# WORK TO BE COMPLETED:
Locate all lines in the data below that hold "text" and show them.

# RECORDED INFORMATION:
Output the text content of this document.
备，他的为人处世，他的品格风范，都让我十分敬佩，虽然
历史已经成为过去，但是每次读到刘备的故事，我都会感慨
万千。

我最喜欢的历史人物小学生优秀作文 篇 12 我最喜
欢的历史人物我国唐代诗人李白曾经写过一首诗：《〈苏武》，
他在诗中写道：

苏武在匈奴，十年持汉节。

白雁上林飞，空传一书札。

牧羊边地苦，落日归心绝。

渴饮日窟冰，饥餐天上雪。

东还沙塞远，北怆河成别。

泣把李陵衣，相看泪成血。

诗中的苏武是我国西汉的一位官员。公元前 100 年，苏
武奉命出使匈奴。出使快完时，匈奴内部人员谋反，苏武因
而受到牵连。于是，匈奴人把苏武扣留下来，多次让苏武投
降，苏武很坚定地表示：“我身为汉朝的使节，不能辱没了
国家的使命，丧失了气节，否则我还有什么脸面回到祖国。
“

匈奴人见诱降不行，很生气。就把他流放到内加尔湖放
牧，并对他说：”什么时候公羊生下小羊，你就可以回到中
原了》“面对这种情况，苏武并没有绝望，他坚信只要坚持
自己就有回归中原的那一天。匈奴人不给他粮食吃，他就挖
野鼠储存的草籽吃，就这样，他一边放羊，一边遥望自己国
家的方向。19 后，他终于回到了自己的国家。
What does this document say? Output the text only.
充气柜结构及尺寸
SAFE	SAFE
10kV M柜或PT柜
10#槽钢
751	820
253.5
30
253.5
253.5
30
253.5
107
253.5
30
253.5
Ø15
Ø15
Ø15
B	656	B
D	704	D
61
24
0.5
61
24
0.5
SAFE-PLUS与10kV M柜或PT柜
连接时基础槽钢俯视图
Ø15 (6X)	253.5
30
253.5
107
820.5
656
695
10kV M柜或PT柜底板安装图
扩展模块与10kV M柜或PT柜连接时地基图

# OUTPUT FOR THIS EXERCISE:
Output the text content of this document.
What does this document say? Output the text only.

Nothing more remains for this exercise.